What to produce
Find the line that contains "Convert this screenshot" and print it and every line after it, exactly, please.

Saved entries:
__________

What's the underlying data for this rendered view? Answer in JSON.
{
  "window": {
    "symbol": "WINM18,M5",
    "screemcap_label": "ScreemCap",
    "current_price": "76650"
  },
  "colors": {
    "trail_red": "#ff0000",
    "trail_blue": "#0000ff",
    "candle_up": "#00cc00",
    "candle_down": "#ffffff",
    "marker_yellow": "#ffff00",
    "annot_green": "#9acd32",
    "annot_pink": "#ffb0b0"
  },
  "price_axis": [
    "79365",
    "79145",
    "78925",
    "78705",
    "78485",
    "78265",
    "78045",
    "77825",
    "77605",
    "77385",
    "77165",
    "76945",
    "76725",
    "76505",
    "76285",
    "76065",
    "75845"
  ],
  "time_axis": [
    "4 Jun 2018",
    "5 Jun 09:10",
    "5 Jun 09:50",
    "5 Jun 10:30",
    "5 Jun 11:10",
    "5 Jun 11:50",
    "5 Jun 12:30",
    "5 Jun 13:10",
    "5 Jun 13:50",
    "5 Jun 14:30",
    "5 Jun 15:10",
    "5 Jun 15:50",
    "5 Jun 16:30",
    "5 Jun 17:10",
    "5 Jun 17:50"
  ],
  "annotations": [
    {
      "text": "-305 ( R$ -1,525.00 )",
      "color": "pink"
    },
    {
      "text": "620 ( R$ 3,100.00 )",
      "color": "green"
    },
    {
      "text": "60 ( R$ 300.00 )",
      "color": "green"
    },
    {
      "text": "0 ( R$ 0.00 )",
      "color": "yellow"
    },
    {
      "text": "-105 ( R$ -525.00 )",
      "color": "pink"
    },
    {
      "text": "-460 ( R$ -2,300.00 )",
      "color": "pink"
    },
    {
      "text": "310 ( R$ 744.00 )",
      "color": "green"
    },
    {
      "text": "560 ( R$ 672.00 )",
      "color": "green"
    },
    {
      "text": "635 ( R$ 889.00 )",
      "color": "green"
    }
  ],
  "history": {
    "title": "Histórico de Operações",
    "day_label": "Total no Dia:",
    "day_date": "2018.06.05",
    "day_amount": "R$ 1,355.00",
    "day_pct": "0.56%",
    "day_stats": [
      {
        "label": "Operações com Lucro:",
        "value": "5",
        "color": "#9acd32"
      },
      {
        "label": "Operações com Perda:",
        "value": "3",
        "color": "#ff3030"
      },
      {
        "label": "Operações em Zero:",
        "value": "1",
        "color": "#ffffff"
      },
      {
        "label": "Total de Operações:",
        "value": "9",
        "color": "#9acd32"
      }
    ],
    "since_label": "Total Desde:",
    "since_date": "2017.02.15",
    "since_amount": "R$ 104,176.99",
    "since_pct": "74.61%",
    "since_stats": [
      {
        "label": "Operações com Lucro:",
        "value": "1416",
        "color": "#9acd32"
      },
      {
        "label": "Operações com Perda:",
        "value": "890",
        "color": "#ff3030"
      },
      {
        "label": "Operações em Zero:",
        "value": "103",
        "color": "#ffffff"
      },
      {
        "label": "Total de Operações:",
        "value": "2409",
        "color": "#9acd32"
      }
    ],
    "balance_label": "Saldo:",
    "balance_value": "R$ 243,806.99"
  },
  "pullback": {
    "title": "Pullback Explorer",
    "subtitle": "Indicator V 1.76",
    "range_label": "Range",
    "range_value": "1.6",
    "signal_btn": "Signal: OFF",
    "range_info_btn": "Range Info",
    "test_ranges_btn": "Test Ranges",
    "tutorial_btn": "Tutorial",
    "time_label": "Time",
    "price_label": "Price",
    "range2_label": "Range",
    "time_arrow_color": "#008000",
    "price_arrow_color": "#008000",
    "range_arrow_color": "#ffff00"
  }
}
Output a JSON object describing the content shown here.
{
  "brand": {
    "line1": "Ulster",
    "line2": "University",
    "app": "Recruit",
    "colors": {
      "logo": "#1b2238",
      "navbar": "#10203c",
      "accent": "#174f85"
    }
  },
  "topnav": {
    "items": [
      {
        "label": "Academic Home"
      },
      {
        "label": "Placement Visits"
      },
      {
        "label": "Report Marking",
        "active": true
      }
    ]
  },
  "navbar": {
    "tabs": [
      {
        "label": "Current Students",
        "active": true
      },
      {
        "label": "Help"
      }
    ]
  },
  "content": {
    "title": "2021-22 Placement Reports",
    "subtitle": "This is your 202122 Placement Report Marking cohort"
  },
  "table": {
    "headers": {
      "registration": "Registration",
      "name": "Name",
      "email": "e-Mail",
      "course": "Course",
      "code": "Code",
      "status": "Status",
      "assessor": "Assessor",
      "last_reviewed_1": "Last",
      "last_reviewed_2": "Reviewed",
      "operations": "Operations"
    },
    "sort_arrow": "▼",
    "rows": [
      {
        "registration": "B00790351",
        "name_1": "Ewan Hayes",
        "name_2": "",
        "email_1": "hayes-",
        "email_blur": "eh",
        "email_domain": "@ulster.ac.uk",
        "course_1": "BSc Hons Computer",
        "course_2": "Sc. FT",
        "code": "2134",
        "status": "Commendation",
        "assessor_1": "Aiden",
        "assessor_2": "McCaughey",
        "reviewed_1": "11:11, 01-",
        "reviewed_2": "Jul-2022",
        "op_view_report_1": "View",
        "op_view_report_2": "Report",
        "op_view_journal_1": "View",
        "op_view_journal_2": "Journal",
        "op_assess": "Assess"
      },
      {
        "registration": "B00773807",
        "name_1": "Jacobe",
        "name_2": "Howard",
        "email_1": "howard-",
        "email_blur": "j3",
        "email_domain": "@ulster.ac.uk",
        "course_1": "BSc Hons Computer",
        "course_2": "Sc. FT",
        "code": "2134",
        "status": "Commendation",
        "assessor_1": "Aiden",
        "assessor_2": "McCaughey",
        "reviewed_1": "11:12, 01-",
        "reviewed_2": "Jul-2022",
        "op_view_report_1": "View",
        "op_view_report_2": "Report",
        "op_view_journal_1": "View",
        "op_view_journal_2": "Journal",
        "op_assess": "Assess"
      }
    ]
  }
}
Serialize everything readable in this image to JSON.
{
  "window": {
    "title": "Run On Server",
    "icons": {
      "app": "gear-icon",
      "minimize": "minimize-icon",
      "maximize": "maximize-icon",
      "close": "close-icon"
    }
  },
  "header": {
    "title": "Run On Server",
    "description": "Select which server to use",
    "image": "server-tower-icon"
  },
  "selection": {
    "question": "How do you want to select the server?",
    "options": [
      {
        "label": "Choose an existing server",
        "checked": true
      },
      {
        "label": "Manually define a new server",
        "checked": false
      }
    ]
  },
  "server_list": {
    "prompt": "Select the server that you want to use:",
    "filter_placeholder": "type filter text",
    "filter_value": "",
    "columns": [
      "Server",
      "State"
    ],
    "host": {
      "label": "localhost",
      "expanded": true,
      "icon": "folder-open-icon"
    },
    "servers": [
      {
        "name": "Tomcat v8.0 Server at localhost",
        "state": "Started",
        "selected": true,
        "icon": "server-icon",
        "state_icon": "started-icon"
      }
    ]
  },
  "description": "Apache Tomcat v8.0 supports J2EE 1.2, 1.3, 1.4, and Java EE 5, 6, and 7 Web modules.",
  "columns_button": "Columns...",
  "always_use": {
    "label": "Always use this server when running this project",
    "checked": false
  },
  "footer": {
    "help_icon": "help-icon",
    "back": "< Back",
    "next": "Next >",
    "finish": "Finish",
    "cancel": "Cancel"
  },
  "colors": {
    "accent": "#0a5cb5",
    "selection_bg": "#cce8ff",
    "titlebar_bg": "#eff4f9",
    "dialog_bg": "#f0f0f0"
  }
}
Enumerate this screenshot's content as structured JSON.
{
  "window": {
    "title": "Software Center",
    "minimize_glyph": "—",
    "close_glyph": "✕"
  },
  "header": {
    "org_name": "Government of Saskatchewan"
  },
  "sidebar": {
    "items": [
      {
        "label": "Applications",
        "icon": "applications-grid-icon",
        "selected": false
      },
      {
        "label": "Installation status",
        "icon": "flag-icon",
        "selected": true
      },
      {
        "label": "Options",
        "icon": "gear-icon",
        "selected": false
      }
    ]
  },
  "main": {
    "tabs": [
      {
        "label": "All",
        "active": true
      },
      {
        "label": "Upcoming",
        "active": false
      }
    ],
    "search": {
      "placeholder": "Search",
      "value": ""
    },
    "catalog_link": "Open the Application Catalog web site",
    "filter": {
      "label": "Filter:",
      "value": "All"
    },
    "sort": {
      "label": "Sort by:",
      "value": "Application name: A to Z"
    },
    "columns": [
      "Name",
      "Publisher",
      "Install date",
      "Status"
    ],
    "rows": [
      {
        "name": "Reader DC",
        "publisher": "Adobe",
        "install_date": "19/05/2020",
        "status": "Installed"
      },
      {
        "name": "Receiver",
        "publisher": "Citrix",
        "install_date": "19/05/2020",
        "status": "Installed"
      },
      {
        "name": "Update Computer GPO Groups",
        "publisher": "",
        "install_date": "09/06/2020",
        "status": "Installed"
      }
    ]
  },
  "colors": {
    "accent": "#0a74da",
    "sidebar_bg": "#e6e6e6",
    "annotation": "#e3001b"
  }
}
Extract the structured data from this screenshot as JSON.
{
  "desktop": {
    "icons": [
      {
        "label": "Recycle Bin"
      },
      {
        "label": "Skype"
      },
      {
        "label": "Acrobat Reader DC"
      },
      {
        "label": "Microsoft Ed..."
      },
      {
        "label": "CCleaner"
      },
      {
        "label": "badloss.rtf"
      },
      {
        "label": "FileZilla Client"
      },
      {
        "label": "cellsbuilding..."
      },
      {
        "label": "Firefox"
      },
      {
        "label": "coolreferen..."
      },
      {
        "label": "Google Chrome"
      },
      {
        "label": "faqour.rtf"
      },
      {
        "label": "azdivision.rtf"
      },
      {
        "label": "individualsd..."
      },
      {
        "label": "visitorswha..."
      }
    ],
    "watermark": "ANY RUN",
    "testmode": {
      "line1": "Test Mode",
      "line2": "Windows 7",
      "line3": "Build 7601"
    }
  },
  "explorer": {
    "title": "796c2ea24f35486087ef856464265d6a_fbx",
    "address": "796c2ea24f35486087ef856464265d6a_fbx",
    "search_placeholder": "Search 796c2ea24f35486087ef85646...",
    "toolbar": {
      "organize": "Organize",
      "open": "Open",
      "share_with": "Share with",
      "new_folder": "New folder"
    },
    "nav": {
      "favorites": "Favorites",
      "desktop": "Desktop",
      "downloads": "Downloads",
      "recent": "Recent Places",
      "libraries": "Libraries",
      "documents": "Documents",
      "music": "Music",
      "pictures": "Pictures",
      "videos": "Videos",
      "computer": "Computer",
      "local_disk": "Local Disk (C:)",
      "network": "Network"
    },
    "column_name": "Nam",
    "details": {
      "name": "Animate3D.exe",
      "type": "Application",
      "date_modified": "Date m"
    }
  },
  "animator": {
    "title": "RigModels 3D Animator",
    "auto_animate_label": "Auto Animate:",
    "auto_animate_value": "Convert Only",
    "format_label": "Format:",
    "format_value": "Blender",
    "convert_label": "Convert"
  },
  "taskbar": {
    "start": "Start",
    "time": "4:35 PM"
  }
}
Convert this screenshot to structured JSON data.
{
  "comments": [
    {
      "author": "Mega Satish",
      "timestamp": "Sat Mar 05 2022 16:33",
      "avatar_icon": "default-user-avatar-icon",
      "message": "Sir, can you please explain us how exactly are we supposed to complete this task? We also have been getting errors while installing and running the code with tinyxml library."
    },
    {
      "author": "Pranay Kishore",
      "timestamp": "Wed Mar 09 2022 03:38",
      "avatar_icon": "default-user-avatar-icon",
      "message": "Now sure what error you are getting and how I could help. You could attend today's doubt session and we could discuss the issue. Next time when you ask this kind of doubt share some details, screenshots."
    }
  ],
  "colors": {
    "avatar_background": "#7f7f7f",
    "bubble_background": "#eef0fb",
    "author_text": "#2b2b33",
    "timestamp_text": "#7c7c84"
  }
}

__________

Exercise response
Convert this screenshot to structured JSON data.
{
  "comments": [
    {
      "author": "Mega Satish",
      "timestamp": "Sat Mar 05 2022 16:33",
      "avatar_icon": "default-user-avatar-icon",
      "message": "Sir, can you please explain us how exactly are we supposed to complete this task? We also have been getting errors while installing and running the code with tinyxml library."
    },
    {
      "author": "Pranay Kishore",
      "timestamp": "Wed Mar 09 2022 03:38",
      "avatar_icon": "default-user-avatar-icon",
      "message": "Now sure what error you are getting and how I could help. You could attend today's doubt session and we could discuss the issue. Next time when you ask this kind of doubt share some details, screenshots."
    }
  ],
  "colors": {
    "avatar_background": "#7f7f7f",
    "bubble_background": "#eef0fb",
    "author_text": "#2b2b33",
    "timestamp_text": "#7c7c84"
  }
}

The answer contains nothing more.